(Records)
+ + + + + + +

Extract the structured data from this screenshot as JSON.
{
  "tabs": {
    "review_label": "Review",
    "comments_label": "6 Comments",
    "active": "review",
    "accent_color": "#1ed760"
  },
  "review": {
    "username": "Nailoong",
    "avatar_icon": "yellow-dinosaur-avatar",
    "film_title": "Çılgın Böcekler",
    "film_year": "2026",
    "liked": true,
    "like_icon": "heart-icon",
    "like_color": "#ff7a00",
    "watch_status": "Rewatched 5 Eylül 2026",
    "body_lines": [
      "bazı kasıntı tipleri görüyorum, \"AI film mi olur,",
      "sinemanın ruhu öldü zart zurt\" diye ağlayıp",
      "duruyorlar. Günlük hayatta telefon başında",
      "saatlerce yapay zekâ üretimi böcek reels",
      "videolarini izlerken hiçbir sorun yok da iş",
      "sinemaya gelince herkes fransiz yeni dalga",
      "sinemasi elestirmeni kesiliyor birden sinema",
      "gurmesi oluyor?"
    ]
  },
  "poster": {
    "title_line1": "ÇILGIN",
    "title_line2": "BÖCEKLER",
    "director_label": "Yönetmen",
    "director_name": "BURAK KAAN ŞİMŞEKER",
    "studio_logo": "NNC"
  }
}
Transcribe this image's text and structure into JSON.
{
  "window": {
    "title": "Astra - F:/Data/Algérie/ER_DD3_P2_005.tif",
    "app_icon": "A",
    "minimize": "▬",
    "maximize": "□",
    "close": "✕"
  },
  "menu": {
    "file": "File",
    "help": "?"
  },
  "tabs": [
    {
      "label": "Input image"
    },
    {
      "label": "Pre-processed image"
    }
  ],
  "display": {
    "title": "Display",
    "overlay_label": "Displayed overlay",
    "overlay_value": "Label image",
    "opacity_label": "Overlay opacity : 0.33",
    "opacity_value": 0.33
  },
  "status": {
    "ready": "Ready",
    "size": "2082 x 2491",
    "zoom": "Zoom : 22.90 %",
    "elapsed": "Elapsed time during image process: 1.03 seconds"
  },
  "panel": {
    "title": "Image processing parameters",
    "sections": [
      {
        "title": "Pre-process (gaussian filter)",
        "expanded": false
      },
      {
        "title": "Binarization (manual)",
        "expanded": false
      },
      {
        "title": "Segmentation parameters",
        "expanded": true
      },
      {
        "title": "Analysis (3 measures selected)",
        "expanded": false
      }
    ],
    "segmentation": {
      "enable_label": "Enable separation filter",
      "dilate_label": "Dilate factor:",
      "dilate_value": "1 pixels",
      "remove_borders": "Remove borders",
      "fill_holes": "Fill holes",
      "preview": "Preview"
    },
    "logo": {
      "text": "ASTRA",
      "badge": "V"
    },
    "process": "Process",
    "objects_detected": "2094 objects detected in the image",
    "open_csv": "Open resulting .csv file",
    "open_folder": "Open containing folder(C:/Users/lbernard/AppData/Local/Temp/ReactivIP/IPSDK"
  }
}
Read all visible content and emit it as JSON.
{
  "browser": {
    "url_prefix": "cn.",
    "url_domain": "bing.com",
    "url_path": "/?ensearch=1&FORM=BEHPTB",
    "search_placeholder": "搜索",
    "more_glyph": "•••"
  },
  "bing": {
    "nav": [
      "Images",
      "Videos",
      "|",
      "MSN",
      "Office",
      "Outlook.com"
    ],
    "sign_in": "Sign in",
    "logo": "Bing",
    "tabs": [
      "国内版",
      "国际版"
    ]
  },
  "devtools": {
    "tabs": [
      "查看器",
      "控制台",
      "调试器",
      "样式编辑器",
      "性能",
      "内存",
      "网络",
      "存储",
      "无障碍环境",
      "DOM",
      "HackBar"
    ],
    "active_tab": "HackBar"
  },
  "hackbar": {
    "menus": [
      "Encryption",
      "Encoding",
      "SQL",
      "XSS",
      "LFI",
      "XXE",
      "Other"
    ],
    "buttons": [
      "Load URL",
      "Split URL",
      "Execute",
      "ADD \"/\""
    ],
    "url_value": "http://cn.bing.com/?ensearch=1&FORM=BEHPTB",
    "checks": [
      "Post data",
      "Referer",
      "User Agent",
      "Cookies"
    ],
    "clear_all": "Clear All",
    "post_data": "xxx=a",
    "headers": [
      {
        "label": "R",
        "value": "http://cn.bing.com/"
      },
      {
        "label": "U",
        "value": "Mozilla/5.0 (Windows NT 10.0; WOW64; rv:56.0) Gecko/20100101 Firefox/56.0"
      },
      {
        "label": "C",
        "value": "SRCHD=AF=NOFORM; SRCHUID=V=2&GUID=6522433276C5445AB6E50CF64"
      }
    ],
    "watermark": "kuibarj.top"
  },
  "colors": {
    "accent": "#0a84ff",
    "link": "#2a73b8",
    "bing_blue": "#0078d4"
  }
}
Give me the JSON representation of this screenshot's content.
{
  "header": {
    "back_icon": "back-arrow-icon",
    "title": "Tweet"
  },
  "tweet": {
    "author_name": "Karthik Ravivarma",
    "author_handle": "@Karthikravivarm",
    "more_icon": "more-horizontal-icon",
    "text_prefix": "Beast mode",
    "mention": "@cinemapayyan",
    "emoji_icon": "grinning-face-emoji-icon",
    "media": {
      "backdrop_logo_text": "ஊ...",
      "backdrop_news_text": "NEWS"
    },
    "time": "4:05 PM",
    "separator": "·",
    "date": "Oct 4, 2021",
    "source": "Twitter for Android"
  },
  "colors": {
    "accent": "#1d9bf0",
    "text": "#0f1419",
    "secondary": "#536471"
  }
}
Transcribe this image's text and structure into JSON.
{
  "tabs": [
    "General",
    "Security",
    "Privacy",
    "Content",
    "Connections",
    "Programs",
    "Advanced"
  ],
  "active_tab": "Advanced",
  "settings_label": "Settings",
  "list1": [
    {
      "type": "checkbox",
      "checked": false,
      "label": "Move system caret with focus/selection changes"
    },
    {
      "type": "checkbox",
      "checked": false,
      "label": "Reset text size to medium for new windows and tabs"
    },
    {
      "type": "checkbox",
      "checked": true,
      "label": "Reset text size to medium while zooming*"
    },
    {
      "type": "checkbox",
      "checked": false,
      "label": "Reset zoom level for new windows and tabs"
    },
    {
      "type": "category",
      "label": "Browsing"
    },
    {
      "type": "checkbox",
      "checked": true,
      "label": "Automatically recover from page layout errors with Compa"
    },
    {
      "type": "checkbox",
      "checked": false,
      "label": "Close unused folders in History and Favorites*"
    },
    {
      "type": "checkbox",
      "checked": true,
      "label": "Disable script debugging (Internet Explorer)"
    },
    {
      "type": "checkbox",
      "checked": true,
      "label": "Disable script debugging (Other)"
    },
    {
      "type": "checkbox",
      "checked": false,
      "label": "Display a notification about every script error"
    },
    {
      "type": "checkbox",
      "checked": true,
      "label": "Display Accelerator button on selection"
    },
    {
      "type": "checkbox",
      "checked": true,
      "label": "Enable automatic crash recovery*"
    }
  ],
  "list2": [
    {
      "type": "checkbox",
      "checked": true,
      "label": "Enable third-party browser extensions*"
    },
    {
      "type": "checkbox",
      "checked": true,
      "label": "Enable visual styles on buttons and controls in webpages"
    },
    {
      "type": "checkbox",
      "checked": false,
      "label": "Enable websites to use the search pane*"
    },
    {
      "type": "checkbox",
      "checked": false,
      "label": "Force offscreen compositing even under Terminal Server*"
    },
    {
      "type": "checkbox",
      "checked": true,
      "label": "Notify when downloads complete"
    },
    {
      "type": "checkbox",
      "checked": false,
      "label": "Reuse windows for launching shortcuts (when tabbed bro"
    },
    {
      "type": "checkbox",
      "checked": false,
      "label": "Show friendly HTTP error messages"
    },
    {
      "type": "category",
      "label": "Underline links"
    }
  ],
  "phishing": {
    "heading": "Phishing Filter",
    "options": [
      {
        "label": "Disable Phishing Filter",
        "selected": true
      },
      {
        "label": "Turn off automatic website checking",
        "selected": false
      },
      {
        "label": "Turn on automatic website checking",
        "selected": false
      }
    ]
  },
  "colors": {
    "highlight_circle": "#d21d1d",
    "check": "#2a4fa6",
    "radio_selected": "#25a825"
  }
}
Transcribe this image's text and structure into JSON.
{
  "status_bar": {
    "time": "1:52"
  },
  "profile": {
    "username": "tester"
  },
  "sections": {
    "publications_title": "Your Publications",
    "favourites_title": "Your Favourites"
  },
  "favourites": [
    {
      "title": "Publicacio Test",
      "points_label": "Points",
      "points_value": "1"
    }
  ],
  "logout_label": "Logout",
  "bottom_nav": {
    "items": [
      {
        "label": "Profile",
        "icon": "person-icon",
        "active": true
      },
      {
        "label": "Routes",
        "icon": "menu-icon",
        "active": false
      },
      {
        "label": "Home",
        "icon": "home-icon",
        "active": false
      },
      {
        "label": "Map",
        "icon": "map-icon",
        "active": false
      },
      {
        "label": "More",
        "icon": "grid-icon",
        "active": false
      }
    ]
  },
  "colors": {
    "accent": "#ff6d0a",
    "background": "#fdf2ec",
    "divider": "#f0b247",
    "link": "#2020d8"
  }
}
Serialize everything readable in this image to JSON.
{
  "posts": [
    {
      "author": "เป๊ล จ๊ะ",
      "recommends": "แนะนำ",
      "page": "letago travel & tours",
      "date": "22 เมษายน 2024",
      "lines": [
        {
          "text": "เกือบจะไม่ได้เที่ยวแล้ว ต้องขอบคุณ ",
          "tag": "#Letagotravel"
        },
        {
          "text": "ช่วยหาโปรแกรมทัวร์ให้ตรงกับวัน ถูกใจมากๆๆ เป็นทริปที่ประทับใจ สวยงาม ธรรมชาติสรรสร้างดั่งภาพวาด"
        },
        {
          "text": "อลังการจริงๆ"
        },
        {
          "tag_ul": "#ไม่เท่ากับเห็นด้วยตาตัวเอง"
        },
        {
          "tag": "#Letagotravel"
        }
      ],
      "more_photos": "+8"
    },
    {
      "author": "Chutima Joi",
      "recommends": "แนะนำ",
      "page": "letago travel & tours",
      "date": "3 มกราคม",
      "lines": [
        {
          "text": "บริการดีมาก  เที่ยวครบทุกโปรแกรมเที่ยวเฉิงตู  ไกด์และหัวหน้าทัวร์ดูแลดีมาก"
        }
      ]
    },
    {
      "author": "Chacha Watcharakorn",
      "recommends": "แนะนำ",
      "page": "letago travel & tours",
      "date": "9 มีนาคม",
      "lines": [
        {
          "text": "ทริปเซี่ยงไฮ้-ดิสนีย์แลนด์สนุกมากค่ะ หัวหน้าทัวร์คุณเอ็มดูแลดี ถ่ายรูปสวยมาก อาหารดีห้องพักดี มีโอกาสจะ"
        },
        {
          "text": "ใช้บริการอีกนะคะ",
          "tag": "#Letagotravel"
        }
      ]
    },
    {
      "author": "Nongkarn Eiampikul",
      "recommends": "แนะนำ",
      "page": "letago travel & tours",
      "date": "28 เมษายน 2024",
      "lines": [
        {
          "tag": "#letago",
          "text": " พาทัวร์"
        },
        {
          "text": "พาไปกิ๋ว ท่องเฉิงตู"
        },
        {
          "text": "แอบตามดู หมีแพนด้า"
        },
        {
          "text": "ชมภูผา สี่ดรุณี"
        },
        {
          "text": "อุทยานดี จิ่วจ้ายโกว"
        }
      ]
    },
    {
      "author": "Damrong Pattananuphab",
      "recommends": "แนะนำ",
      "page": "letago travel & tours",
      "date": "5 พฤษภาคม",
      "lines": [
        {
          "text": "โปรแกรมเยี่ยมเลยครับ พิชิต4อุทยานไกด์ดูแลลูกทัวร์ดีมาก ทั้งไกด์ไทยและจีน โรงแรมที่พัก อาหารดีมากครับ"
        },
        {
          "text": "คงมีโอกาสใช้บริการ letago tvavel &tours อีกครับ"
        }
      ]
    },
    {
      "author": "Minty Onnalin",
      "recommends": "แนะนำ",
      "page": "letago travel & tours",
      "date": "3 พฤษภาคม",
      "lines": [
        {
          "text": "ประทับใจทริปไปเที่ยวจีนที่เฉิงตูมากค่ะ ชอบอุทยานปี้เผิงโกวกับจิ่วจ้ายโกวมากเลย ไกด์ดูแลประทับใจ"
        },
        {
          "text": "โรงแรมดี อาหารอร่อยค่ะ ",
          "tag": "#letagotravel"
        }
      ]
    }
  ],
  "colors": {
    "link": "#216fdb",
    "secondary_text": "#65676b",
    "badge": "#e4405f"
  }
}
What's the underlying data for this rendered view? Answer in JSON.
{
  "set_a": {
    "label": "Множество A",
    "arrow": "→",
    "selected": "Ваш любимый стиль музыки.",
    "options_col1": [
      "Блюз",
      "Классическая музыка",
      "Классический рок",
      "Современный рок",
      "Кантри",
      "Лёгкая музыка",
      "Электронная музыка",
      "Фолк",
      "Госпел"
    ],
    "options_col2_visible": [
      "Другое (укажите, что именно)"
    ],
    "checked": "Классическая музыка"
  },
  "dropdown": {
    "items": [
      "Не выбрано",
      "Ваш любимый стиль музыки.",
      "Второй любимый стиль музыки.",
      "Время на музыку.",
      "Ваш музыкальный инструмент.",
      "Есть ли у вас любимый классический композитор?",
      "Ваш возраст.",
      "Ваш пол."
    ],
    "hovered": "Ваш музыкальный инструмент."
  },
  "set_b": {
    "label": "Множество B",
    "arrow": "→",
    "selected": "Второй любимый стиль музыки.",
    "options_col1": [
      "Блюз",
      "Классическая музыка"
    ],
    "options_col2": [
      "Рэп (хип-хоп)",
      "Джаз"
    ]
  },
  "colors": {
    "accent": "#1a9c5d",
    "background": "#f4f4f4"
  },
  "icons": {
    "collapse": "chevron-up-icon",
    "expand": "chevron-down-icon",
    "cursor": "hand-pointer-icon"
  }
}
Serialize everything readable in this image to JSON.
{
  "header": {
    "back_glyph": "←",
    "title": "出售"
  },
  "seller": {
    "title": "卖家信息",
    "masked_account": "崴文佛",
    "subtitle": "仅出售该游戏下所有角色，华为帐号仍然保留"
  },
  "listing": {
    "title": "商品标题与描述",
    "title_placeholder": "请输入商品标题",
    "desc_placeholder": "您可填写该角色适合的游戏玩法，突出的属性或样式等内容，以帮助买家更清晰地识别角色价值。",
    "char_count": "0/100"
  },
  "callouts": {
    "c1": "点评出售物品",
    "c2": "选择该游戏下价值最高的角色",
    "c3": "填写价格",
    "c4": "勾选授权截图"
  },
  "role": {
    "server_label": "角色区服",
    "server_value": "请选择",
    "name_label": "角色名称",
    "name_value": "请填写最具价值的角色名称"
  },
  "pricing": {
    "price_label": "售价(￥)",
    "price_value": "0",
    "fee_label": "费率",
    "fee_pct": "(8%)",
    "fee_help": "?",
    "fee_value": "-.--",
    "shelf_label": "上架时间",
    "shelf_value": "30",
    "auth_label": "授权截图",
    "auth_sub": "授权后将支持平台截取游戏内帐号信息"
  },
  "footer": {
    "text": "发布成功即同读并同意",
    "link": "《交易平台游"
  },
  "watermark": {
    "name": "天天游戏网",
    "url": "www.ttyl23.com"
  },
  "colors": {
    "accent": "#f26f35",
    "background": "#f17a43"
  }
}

+ + + + + + +

WHAT TO WORK ON >> Show each line in the entries that holds the string "selection".

EXERCISE RESULT >>
      "label": "Move system caret with focus/selection changes"
      "label": "Display Accelerator button on selection"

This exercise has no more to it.